#### WRITTEN EXERCISE
Return each line holding the string "name".

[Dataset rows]
■ ■ ■ ■ ■

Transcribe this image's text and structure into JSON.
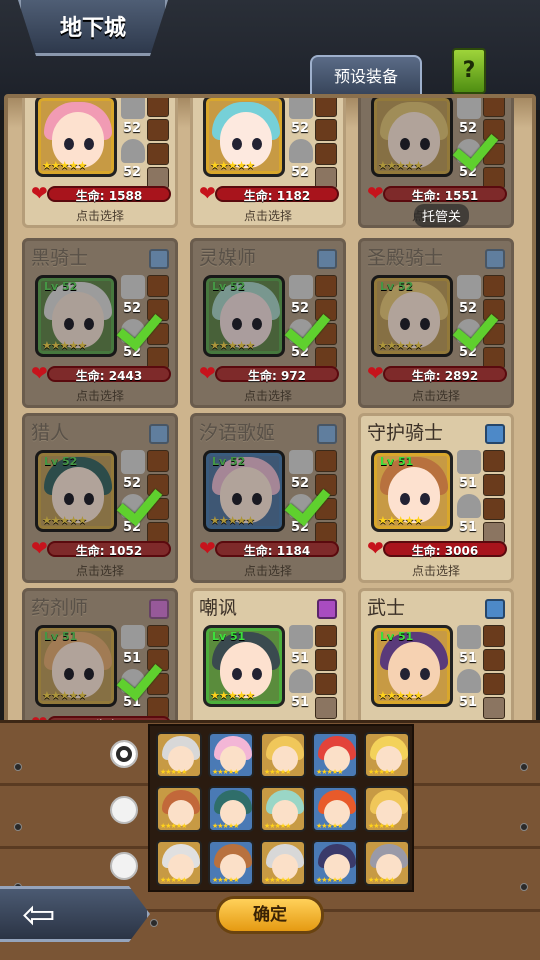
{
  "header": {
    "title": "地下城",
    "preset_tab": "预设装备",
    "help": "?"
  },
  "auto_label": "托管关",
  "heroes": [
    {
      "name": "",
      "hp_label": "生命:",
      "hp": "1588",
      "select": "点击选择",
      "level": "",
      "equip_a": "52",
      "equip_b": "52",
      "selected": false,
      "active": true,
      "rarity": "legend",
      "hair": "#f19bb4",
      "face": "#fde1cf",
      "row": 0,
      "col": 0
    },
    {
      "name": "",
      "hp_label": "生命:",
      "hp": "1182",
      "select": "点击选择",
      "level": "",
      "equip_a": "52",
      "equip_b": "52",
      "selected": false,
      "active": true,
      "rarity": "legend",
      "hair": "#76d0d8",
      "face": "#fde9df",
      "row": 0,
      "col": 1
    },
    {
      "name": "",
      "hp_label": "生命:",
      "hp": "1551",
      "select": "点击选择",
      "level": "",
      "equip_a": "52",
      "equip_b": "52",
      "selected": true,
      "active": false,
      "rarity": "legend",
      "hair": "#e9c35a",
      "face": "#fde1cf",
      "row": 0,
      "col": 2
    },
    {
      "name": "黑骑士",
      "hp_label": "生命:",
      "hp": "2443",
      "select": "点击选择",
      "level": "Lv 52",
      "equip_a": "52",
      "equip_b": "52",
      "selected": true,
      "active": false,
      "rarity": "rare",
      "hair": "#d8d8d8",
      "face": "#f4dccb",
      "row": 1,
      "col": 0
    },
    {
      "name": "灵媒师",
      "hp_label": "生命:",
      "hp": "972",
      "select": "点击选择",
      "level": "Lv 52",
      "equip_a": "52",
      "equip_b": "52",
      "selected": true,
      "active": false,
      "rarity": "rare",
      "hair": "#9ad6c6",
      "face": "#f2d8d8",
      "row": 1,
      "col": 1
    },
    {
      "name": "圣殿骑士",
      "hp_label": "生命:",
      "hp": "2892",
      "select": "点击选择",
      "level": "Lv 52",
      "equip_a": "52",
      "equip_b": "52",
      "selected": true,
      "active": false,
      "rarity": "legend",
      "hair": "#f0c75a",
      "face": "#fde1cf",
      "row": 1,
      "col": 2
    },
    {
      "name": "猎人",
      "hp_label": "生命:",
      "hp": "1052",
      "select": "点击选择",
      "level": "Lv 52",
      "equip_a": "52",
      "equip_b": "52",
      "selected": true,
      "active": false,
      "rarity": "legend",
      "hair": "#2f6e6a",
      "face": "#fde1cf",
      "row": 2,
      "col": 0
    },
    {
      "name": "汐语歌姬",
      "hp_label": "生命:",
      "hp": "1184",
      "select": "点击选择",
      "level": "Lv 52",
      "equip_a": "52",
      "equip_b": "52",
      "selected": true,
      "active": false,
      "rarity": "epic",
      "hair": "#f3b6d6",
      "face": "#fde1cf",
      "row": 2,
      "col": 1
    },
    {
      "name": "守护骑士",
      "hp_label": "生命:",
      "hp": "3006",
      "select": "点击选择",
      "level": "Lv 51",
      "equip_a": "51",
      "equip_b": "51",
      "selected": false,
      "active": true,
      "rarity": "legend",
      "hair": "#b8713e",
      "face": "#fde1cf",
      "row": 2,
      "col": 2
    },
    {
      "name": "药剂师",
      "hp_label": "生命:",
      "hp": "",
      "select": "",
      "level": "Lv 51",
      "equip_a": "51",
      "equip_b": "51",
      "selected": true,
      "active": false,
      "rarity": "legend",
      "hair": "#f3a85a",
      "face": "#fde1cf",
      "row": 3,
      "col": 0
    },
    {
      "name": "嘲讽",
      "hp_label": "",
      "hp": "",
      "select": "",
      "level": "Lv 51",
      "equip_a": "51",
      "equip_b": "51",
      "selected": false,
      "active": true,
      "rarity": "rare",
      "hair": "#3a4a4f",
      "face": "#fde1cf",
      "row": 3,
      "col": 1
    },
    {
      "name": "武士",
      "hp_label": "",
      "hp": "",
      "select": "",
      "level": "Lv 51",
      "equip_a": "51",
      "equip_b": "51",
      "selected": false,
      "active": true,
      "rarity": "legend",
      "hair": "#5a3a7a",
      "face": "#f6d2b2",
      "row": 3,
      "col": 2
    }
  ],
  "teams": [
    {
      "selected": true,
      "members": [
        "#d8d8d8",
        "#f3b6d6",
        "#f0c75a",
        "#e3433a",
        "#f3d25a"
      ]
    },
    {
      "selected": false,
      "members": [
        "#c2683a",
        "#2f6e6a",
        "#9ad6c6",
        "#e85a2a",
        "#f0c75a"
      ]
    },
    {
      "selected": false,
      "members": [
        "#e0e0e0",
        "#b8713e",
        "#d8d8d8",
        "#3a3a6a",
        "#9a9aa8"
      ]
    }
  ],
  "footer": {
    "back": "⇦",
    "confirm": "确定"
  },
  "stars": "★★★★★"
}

■ ■ ■ ■ ■

#### REPLY TO THE EXERCISE
      "name": "",
      "name": "",
      "name": "",
      "name": "黑骑士",
      "name": "灵媒师",
      "name": "圣殿骑士",
      "name": "猎人",
      "name": "汐语歌姬",
      "name": "守护骑士",
      "name": "药剂师",
      "name": "嘲讽",
      "name": "武士",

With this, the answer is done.